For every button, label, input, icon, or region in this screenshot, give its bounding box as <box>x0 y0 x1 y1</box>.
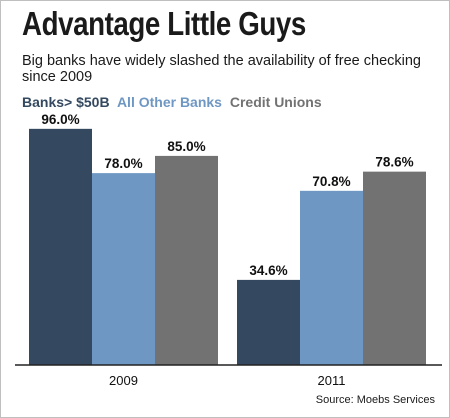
data-label-2011-series-1: 70.8% <box>312 174 350 189</box>
source-note: Source: Moebs Services <box>315 394 435 406</box>
x-tick-label-2009: 2009 <box>109 373 138 388</box>
chart-subtitle: Big banks have widely slashed the availa… <box>22 53 421 85</box>
data-label-2009-series-0: 96.0% <box>41 112 79 127</box>
data-label-2009-series-1: 78.0% <box>104 156 142 171</box>
chart-title: Advantage Little Guys <box>22 5 306 42</box>
bar-2011-series-0 <box>237 279 300 365</box>
data-label-2011-series-0: 34.6% <box>249 263 287 278</box>
bar-2009-series-1 <box>92 173 155 365</box>
chart-legend: Banks> $50B All Other Banks Credit Union… <box>22 94 326 110</box>
data-label-2009-series-2: 85.0% <box>167 139 205 154</box>
legend-item-other-banks: All Other Banks <box>116 94 222 110</box>
bar-2011-series-2 <box>363 171 426 365</box>
bar-2009-series-0 <box>29 128 92 365</box>
data-label-2011-series-2: 78.6% <box>375 155 413 170</box>
legend-item-credit-unions: Credit Unions <box>229 94 322 110</box>
legend-item-banks-large: Banks> $50B <box>22 94 110 110</box>
bar-2009-series-2 <box>155 155 218 365</box>
bar-2011-series-1 <box>300 190 363 365</box>
x-tick-label-2011: 2011 <box>318 373 346 388</box>
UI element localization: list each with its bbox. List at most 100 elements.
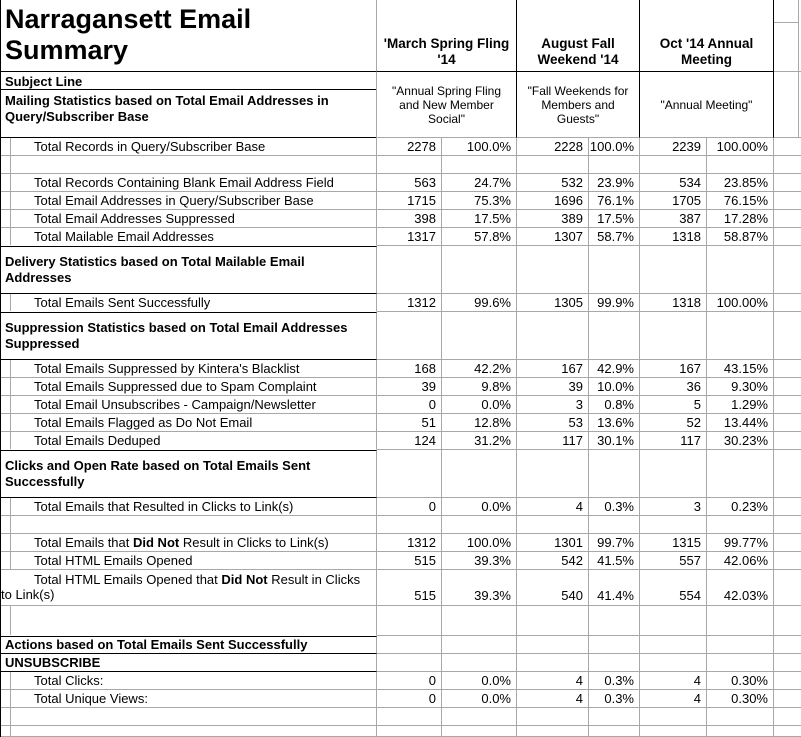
august-count-cell: 3: [517, 396, 589, 414]
october-count-cell: 4: [640, 672, 707, 690]
march-percent-cell: 75.3%: [442, 192, 517, 210]
august-count-cell: 4: [517, 498, 589, 516]
label-column-header: Subject Line Mailing Statistics based on…: [1, 72, 377, 138]
row-label-text: Total Email Addresses Suppressed: [34, 211, 235, 226]
october-percent-cell: [707, 606, 774, 636]
row-label-cell: Total Emails Suppressed due to Spam Comp…: [1, 378, 377, 396]
gridline-stub: [798, 0, 799, 138]
data-row: Total Records Containing Blank Email Add…: [1, 174, 801, 192]
october-percent-cell: 30.23%: [707, 432, 774, 450]
march-percent-cell: 99.6%: [442, 294, 517, 312]
indent-gridline: [1, 552, 11, 569]
october-count-cell: [640, 636, 707, 654]
august-count-cell: 39: [517, 378, 589, 396]
august-count-cell: 1301: [517, 534, 589, 552]
row-label-text: Total Emails Flagged as Do Not Email: [34, 415, 253, 430]
august-percent-cell: 0.3%: [589, 672, 640, 690]
row-label-cell: Total Email Unsubscribes - Campaign/News…: [1, 396, 377, 414]
data-row: Total Emails Suppressed due to Spam Comp…: [1, 378, 801, 396]
row-label-cell: Total HTML Emails Opened: [1, 552, 377, 570]
indent-gridline: [1, 294, 11, 311]
august-count-cell: 540: [517, 570, 589, 606]
row-label-text: Suppression Statistics based on Total Em…: [5, 320, 348, 351]
august-percent-cell: [589, 636, 640, 654]
march-count-cell: 124: [377, 432, 442, 450]
october-count-cell: 1705: [640, 192, 707, 210]
march-percent-cell: [442, 708, 517, 726]
august-percent-cell: [589, 726, 640, 737]
row-label-cell: Total Email Addresses in Query/Subscribe…: [1, 192, 377, 210]
august-count-cell: [517, 606, 589, 636]
august-count-cell: [517, 726, 589, 737]
october-count-cell: 5: [640, 396, 707, 414]
row-label-text: Clicks and Open Rate based on Total Emai…: [5, 458, 311, 489]
october-count-cell: 4: [640, 690, 707, 708]
row-label-text: Total HTML Emails Opened: [34, 553, 193, 568]
october-count-cell: 554: [640, 570, 707, 606]
indent-gridline: [1, 498, 11, 515]
march-count-cell: [377, 708, 442, 726]
march-count-cell: 1715: [377, 192, 442, 210]
march-count-cell: 1312: [377, 534, 442, 552]
october-count-cell: 557: [640, 552, 707, 570]
campaign-name: August Fall Weekend '14: [537, 36, 619, 67]
row-label-cell: Total Email Addresses Suppressed: [1, 210, 377, 228]
table-body: Total Records in Query/Subscriber Base 22…: [1, 138, 801, 737]
october-count-cell: 1315: [640, 534, 707, 552]
august-count-cell: 1305: [517, 294, 589, 312]
march-percent-cell: [442, 312, 517, 360]
spacer-row: [1, 708, 801, 726]
empty-cell: [774, 156, 801, 174]
empty-cell: [774, 294, 801, 312]
indent-gridline: [1, 378, 11, 395]
march-count-cell: 1317: [377, 228, 442, 246]
august-count-cell: 1307: [517, 228, 589, 246]
august-percent-cell: 99.7%: [589, 534, 640, 552]
march-count-cell: 0: [377, 498, 442, 516]
section-header-row: Actions based on Total Emails Sent Succe…: [1, 636, 801, 654]
row-label-cell: Total Emails Sent Successfully: [1, 294, 377, 312]
row-label-text: Delivery Statistics based on Total Maila…: [5, 254, 305, 285]
row-label-text: Total Records Containing Blank Email Add…: [34, 175, 334, 190]
march-percent-cell: [442, 726, 517, 737]
march-count-cell: [377, 312, 442, 360]
march-count-cell: [377, 636, 442, 654]
data-row: Total Email Addresses in Query/Subscribe…: [1, 192, 801, 210]
march-count-cell: 515: [377, 570, 442, 606]
data-row: Total Emails that Resulted in Clicks to …: [1, 498, 801, 516]
subject-line-label: Subject Line: [5, 74, 83, 89]
indent-gridline: [1, 516, 11, 533]
october-count-cell: 387: [640, 210, 707, 228]
october-percent-cell: [707, 636, 774, 654]
august-percent-cell: 100.0%: [589, 138, 640, 156]
october-count-cell: [640, 708, 707, 726]
march-count-cell: [377, 516, 442, 534]
empty-cell: [774, 360, 801, 378]
report-title: Narragansett Email Summary: [5, 4, 252, 65]
august-percent-cell: 99.9%: [589, 294, 640, 312]
row-label-text: Total Clicks:: [34, 673, 104, 688]
october-count-cell: 3: [640, 498, 707, 516]
row-label-cell: [1, 156, 377, 174]
august-count-cell: 4: [517, 690, 589, 708]
august-percent-cell: 41.5%: [589, 552, 640, 570]
march-percent-cell: 100.0%: [442, 138, 517, 156]
march-count-cell: 51: [377, 414, 442, 432]
october-count-cell: [640, 606, 707, 636]
empty-cell: [774, 432, 801, 450]
march-percent-cell: 0.0%: [442, 396, 517, 414]
august-count-cell: [517, 156, 589, 174]
march-count-cell: 1312: [377, 294, 442, 312]
spacer-row: [1, 156, 801, 174]
august-percent-cell: [589, 312, 640, 360]
march-percent-cell: 0.0%: [442, 690, 517, 708]
august-percent-cell: [589, 654, 640, 672]
empty-cell: [774, 672, 801, 690]
indent-gridline: [1, 606, 11, 635]
data-row: Total HTML Emails Opened 515 39.3% 542 41.5%…: [1, 552, 801, 570]
data-row: Total Emails Deduped 124 31.2% 117 30.1% 117 3…: [1, 432, 801, 450]
label-text: Total Emails that: [34, 535, 133, 550]
empty-cell: [774, 192, 801, 210]
october-percent-cell: 76.15%: [707, 192, 774, 210]
empty-cell: [774, 246, 801, 294]
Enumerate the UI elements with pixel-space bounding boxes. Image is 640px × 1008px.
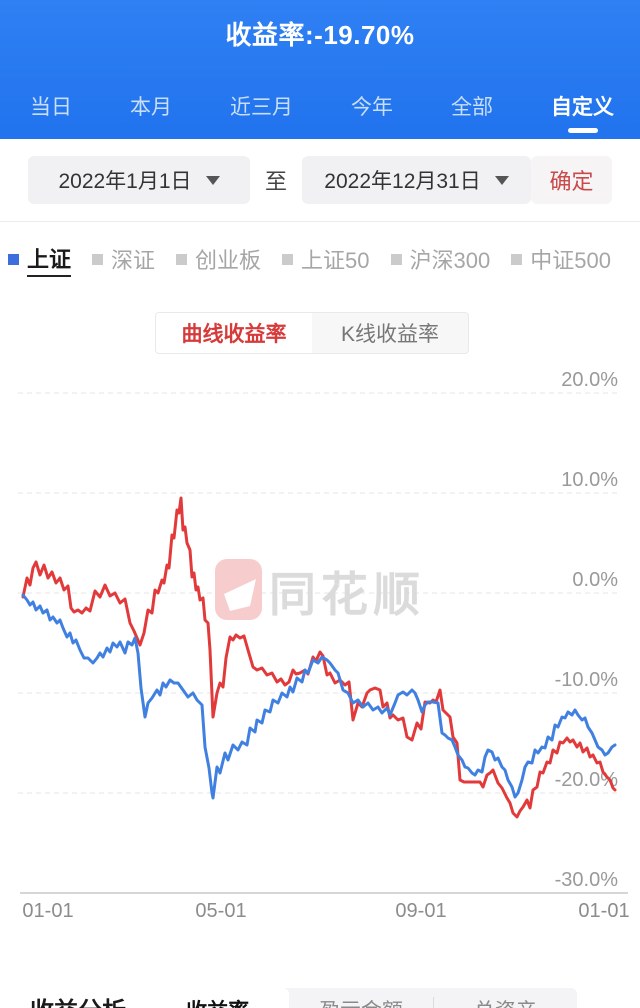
legend-marker-icon bbox=[8, 253, 19, 265]
tab-custom[interactable]: 自定义 bbox=[551, 91, 614, 121]
svg-text:09-01: 09-01 bbox=[395, 900, 446, 922]
legend-marker-icon bbox=[92, 253, 104, 265]
tab-return-rate[interactable]: 收益率 bbox=[146, 988, 290, 1008]
svg-text:-20.0%: -20.0% bbox=[555, 769, 619, 791]
tab-total-assets[interactable]: 总资产 bbox=[434, 988, 577, 1008]
svg-text:0.0%: 0.0% bbox=[572, 569, 618, 591]
legend-item-shangzheng50[interactable]: 上证50 bbox=[282, 243, 370, 275]
index-legend: 上证 深证 创业板 上证50 沪深300 中证500 bbox=[8, 238, 638, 280]
svg-text:10.0%: 10.0% bbox=[561, 469, 618, 491]
watermark: 同花顺 bbox=[215, 559, 425, 621]
legend-marker-icon bbox=[282, 253, 294, 265]
svg-text:01-01: 01-01 bbox=[22, 900, 73, 922]
legend-marker-icon bbox=[176, 253, 188, 265]
return-chart-svg: 20.0% 10.0% 0.0% -10.0% -20.0% -30.0% 同花顺 01-01… bbox=[18, 369, 630, 922]
return-chart[interactable]: 20.0% 10.0% 0.0% -10.0% -20.0% -30.0% 同花顺 01-01… bbox=[0, 360, 640, 935]
section-title: 收益分析 bbox=[30, 991, 126, 1008]
svg-text:-10.0%: -10.0% bbox=[555, 669, 619, 691]
header: 收益率:-19.70% 当日 本月 近三月 今年 全部 自定义 bbox=[0, 0, 640, 139]
svg-text:05-01: 05-01 bbox=[195, 900, 246, 922]
period-tabs: 当日 本月 近三月 今年 全部 自定义 bbox=[0, 88, 640, 124]
legend-item-shenzheng[interactable]: 深证 bbox=[92, 243, 155, 275]
caret-down-icon bbox=[205, 175, 220, 185]
end-date-value: 2022年12月31日 bbox=[324, 170, 481, 193]
analysis-section: 收益分析 收益率 盈亏金额 总资产 bbox=[0, 986, 640, 1008]
legend-item-zhongzheng500[interactable]: 中证500 bbox=[511, 243, 611, 275]
page-title: 收益率:-19.70% bbox=[225, 20, 415, 50]
svg-text:01-01: 01-01 bbox=[578, 900, 629, 922]
date-range-bar: 2022年1月1日 至 2022年12月31日 确定 bbox=[0, 139, 640, 222]
legend-marker-icon bbox=[390, 253, 402, 265]
start-date-value: 2022年1月1日 bbox=[58, 170, 192, 193]
tab-pnl-amount[interactable]: 盈亏金额 bbox=[289, 988, 432, 1008]
end-date-picker[interactable]: 2022年12月31日 bbox=[302, 156, 531, 204]
tab-kline-return[interactable]: K线收益率 bbox=[312, 313, 468, 353]
confirm-button[interactable]: 确定 bbox=[530, 156, 613, 204]
tab-separator bbox=[432, 997, 434, 1008]
legend-item-hushen300[interactable]: 沪深300 bbox=[390, 243, 490, 275]
analysis-tabs: 收益率 盈亏金额 总资产 bbox=[146, 988, 577, 1008]
tab-today[interactable]: 当日 bbox=[30, 96, 72, 119]
caret-down-icon bbox=[494, 175, 509, 185]
tab-curve-return[interactable]: 曲线收益率 bbox=[156, 313, 312, 353]
chart-type-switch: 曲线收益率 K线收益率 bbox=[155, 312, 469, 354]
legend-marker-icon bbox=[511, 253, 523, 265]
svg-text:-30.0%: -30.0% bbox=[555, 869, 619, 891]
tab-this-month[interactable]: 本月 bbox=[130, 96, 172, 119]
tab-all[interactable]: 全部 bbox=[451, 96, 493, 119]
to-label: 至 bbox=[265, 169, 288, 194]
svg-text:同花顺: 同花顺 bbox=[269, 568, 425, 621]
svg-text:20.0%: 20.0% bbox=[561, 369, 618, 391]
legend-item-chuangyeban[interactable]: 创业板 bbox=[176, 243, 261, 275]
start-date-picker[interactable]: 2022年1月1日 bbox=[28, 156, 251, 204]
tab-this-year[interactable]: 今年 bbox=[351, 96, 393, 119]
legend-item-shangzheng[interactable]: 上证 bbox=[8, 242, 72, 277]
tab-last-3-months[interactable]: 近三月 bbox=[230, 96, 293, 119]
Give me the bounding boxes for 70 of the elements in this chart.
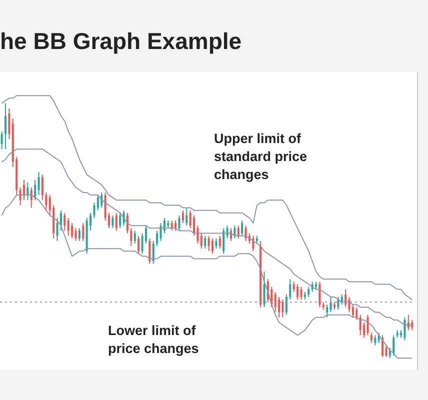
candlestick [289,278,292,300]
candlestick [56,217,58,242]
candlestick [160,222,162,242]
candlestick [174,220,177,232]
candlestick [178,214,180,232]
candlestick [204,235,206,250]
candlestick [182,210,184,224]
candlestick [4,102,7,150]
candlestick [45,192,48,211]
candlestick [263,271,266,308]
candlestick [326,304,328,318]
candlestick [96,194,99,211]
candlestick [119,212,122,229]
candlestick [218,235,221,250]
candlestick [152,240,154,264]
candlestick [189,210,192,229]
candlestick [67,217,70,236]
candlestick [134,230,136,244]
candlestick [93,202,96,218]
candlestick [230,228,232,242]
candlestick [296,284,299,300]
candlestick [244,225,247,242]
candlestick [104,192,106,222]
candlestick [64,212,66,232]
candlestick [366,314,369,336]
candlestick [226,225,228,239]
candlestick [115,212,118,232]
candlestick [208,235,210,252]
candlestick [112,214,114,229]
annotation: Lower limit of price changes [108,322,200,358]
candlestick [148,238,151,264]
candlestick [337,296,340,310]
candlestick [404,316,406,341]
candlestick [212,238,214,254]
chart-title: he BB Graph Example [0,28,242,55]
candlestick [8,108,10,140]
candlestick [318,281,321,308]
candlestick [82,222,84,242]
candlestick [38,172,40,196]
candlestick [71,222,74,239]
candlestick [278,296,280,318]
candlestick [41,174,44,201]
candlestick [237,225,240,239]
candlestick [186,207,188,226]
candlestick [374,334,376,346]
candlestick [285,294,288,316]
candlestick [78,228,80,242]
candlestick [200,232,202,250]
candlestick [282,299,284,318]
candlestick [241,220,244,236]
candlestick [348,296,350,313]
candlestick [156,230,158,247]
annotation: Upper limit of standard price changes [214,130,308,184]
candlestick [130,228,132,247]
candlestick [300,286,302,300]
candlestick [308,286,310,298]
candlestick [274,291,276,313]
candlestick [0,130,3,150]
candlestick [370,332,372,344]
candlestick [138,235,140,254]
candlestick [22,179,25,201]
candlestick [356,306,358,320]
candlestick [215,238,218,250]
candlestick [34,179,36,201]
candlestick [330,296,332,313]
candlestick [74,228,77,242]
candlestick [234,225,236,239]
candlestick [392,334,395,356]
candlestick [222,228,225,254]
candlestick [26,182,29,201]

◆ Do this ◆
In the listing, from its opening line through the line containing "UI element localization: list", replace "Advantage Little Guys" with "Small Lenders Hold Ground" and leave everything else as it is. Reproduce only those lines, without the pictures.

◆ Exercise solution ◆
For every button, label, input, icon, or region in this screenshot, give its bounding box as <box>x0 y0 x1 y1</box>.
data-label-2011-series-1: 70.8% <box>312 174 350 189</box>
source-note: Source: Moebs Services <box>315 394 435 406</box>
x-tick-label-2009: 2009 <box>109 373 138 388</box>
chart-subtitle: Big banks have widely slashed the availa… <box>22 53 421 85</box>
data-label-2009-series-0: 96.0% <box>41 112 79 127</box>
data-label-2009-series-1: 78.0% <box>104 156 142 171</box>
chart-title: Small Lenders Hold Ground <box>22 5 306 42</box>
bar-2011-series-0 <box>237 279 300 365</box>
data-label-2011-series-0: 34.6% <box>249 263 287 278</box>
bar-2009-series-1 <box>92 173 155 365</box>
chart-legend: Banks> $50B All Other Banks Credit Union… <box>22 94 326 110</box>
data-label-2009-series-2: 85.0% <box>167 139 205 154</box>
legend-item-other-banks: All Other Banks <box>116 94 222 110</box>
bar-2011-series-2 <box>363 171 426 365</box>
bar-2009-series-0 <box>29 128 92 365</box>
data-label-2011-series-2: 78.6% <box>375 155 413 170</box>
legend-item-credit-unions: Credit Unions <box>229 94 322 110</box>
legend-item-banks-large: Banks> $50B <box>22 94 110 110</box>
bar-2009-series-2 <box>155 155 218 365</box>
bar-2011-series-1 <box>300 190 363 365</box>
x-tick-label-2011: 2011 <box>318 373 346 388</box>
UI element localization: list each with its bbox. List at most 100 elements.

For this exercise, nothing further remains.